What this task involves:
Write out the entire listing below exactly as it appears, minus any pictures.

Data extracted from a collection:
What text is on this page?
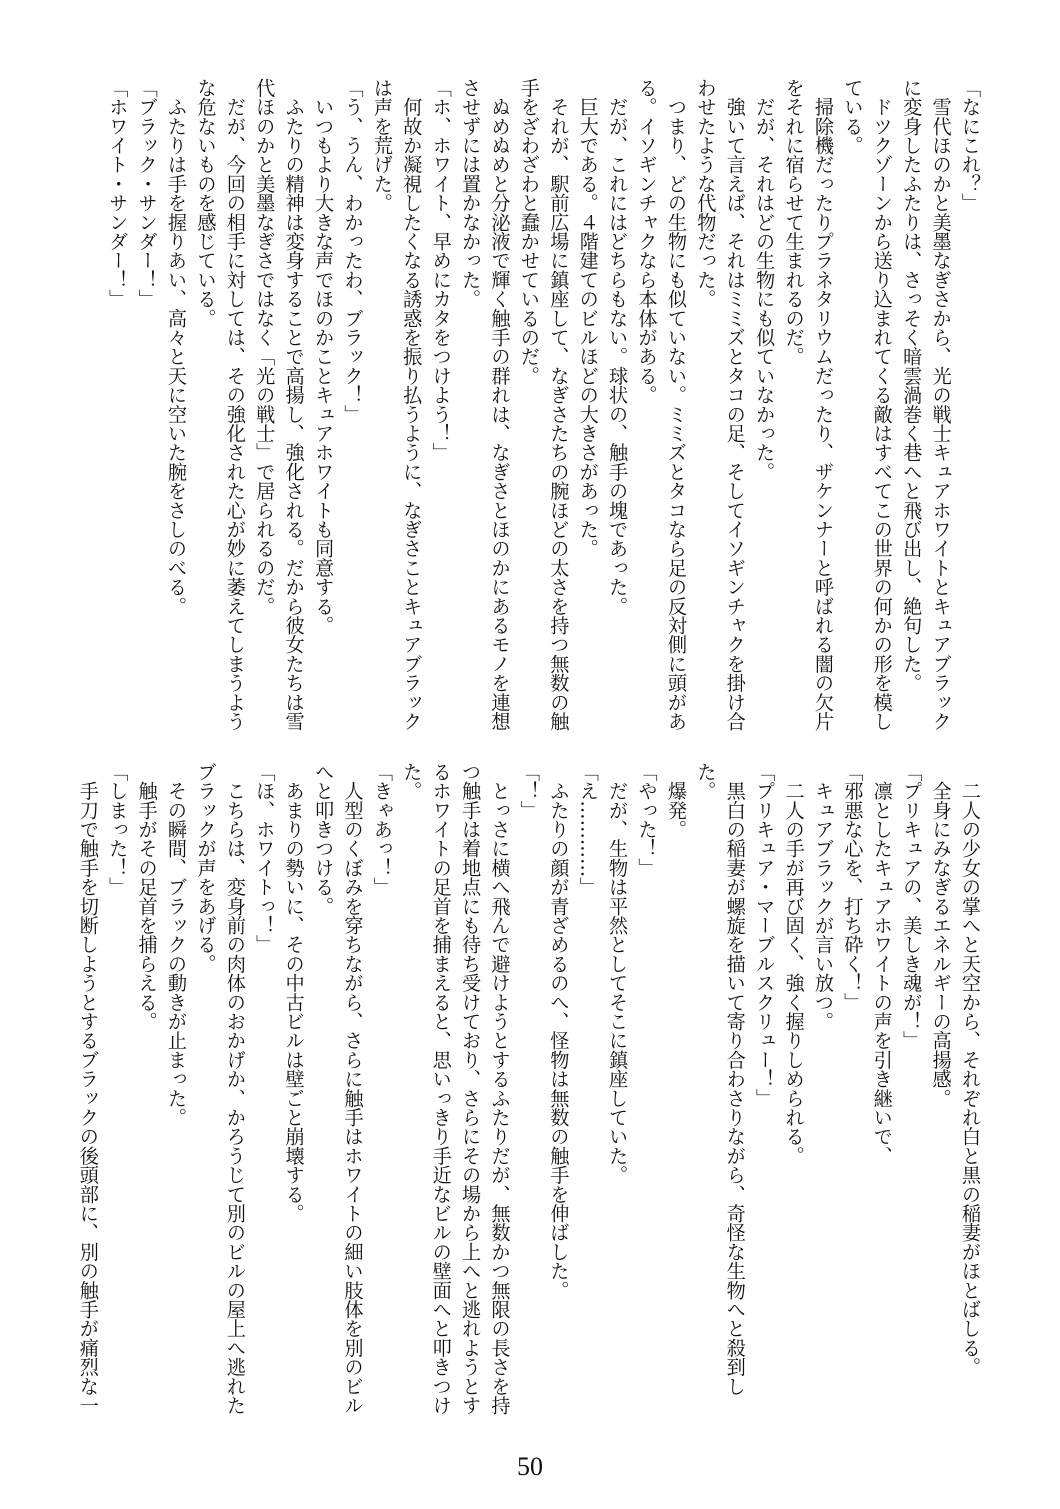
「なにこれ？」
　雪代ほのかと美墨なぎさから、光の戦士キュアホワイトとキュアブラック
に変身したふたりは、さっそく暗雲渦巻く巷へと飛び出し、絶句した。
　ドツクゾーンから送り込まれてくる敵はすべてこの世界の何かの形を模し
ている。
　掃除機だったりプラネタリウムだったり、ザケンナーと呼ばれる闇の欠片
をそれに宿らせて生まれるのだ。
　だが、それはどの生物にも似ていなかった。
　強いて言えば、それはミミズとタコの足、そしてイソギンチャクを掛け合
わせたような代物だった。
　つまり、どの生物にも似ていない。ミミズとタコなら足の反対側に頭があ
る。イソギンチャクなら本体がある。
　だが、これにはどちらもない。球状の、触手の塊であった。
　巨大である。４階建てのビルほどの大きさがあった。
　それが、駅前広場に鎮座して、なぎさたちの腕ほどの太さを持つ無数の触
手をざわざわと蠢かせているのだ。
　ぬめぬめと分泌液で輝く触手の群れは、なぎさとほのかにあるモノを連想
させずには置かなかった。
「ホ、ホワイト、早めにカタをつけよう！」
　何故か凝視したくなる誘惑を振り払うように、なぎさことキュアブラック
は声を荒げた。
「う、うん、わかったわ、ブラック！」
　いつもより大きな声でほのかことキュアホワイトも同意する。
　ふたりの精神は変身することで高揚し、強化される。だから彼女たちは雪
代ほのかと美墨なぎさではなく「光の戦士」で居られるのだ。
　だが、今回の相手に対しては、その強化された心が妙に萎えてしまうよう
な危ないものを感じている。
　ふたりは手を握りあい、高々と天に空いた腕をさしのべる。
「ブラック・サンダー！」
「ホワイト・サンダー！」
　二人の少女の掌へと天空から、それぞれ白と黒の稲妻がほとばしる。
　全身にみなぎるエネルギーの高揚感。
「プリキュアの、美しき魂が！」
　凛としたキュアホワイトの声を引き継いで、
「邪悪な心を、打ち砕く！」
　キュアブラックが言い放つ。
　二人の手が再び固く、強く握りしめられる。
「プリキュア・マーブルスクリュー！」
　黒白の稲妻が螺旋を描いて寄り合わさりながら、奇怪な生物へと殺到し
た。
　爆発。
「やった！」
　だが、生物は平然としてそこに鎮座していた。
「え…………」
　ふたりの顔が青ざめるのへ、怪物は無数の触手を伸ばした。
「！」
　とっさに横へ飛んで避けようとするふたりだが、無数かつ無限の長さを持
つ触手は着地点にも待ち受けており、さらにその場から上へと逃れようとす
るホワイトの足首を捕まえると、思いっきり手近なビルの壁面へと叩きつけ
た。
「きゃあっ！」
　人型のくぼみを穿ちながら、さらに触手はホワイトの細い肢体を別のビル
へと叩きつける。
　あまりの勢いに、その中古ビルは壁ごと崩壊する。
「ほ、ホワイトっ！」
　こちらは、変身前の肉体のおかげか、かろうじて別のビルの屋上へ逃れた
ブラックが声をあげる。
　その瞬間、ブラックの動きが止まった。
　触手がその足首を捕らえる。
「しまった！」
　手刀で触手を切断しようとするブラックの後頭部に、別の触手が痛烈な一
50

Task result:
What text is on this page?
「なにこれ？」
　雪代ほのかと美墨なぎさから、光の戦士キュアホワイトとキュアブラック
に変身したふたりは、さっそく暗雲渦巻く巷へと飛び出し、絶句した。
　ドツクゾーンから送り込まれてくる敵はすべてこの世界の何かの形を模し
ている。
　掃除機だったりプラネタリウムだったり、ザケンナーと呼ばれる闇の欠片
をそれに宿らせて生まれるのだ。
　だが、それはどの生物にも似ていなかった。
　強いて言えば、それはミミズとタコの足、そしてイソギンチャクを掛け合
わせたような代物だった。
　つまり、どの生物にも似ていない。ミミズとタコなら足の反対側に頭があ
る。イソギンチャクなら本体がある。
　だが、これにはどちらもない。球状の、触手の塊であった。
　巨大である。４階建てのビルほどの大きさがあった。
　それが、駅前広場に鎮座して、なぎさたちの腕ほどの太さを持つ無数の触
手をざわざわと蠢かせているのだ。
　ぬめぬめと分泌液で輝く触手の群れは、なぎさとほのかにあるモノを連想
させずには置かなかった。
「ホ、ホワイト、早めにカタをつけよう！」
　何故か凝視したくなる誘惑を振り払うように、なぎさことキュアブラック
は声を荒げた。
「う、うん、わかったわ、ブラック！」
　いつもより大きな声でほのかことキュアホワイトも同意する。
　ふたりの精神は変身することで高揚し、強化される。だから彼女たちは雪
代ほのかと美墨なぎさではなく「光の戦士」で居られるのだ。
　だが、今回の相手に対しては、その強化された心が妙に萎えてしまうよう
な危ないものを感じている。
　ふたりは手を握りあい、高々と天に空いた腕をさしのべる。
「ブラック・サンダー！」
「ホワイト・サンダー！」
　二人の少女の掌へと天空から、それぞれ白と黒の稲妻がほとばしる。
　全身にみなぎるエネルギーの高揚感。
「プリキュアの、美しき魂が！」
　凛としたキュアホワイトの声を引き継いで、
「邪悪な心を、打ち砕く！」
　キュアブラックが言い放つ。
　二人の手が再び固く、強く握りしめられる。
「プリキュア・マーブルスクリュー！」
　黒白の稲妻が螺旋を描いて寄り合わさりながら、奇怪な生物へと殺到し
た。
　爆発。
「やった！」
　だが、生物は平然としてそこに鎮座していた。
「え…………」
　ふたりの顔が青ざめるのへ、怪物は無数の触手を伸ばした。
「！」
　とっさに横へ飛んで避けようとするふたりだが、無数かつ無限の長さを持
つ触手は着地点にも待ち受けており、さらにその場から上へと逃れようとす
るホワイトの足首を捕まえると、思いっきり手近なビルの壁面へと叩きつけ
た。
「きゃあっ！」
　人型のくぼみを穿ちながら、さらに触手はホワイトの細い肢体を別のビル
へと叩きつける。
　あまりの勢いに、その中古ビルは壁ごと崩壊する。
「ほ、ホワイトっ！」
　こちらは、変身前の肉体のおかげか、かろうじて別のビルの屋上へ逃れた
ブラックが声をあげる。
　その瞬間、ブラックの動きが止まった。
　触手がその足首を捕らえる。
「しまった！」
　手刀で触手を切断しようとするブラックの後頭部に、別の触手が痛烈な一
50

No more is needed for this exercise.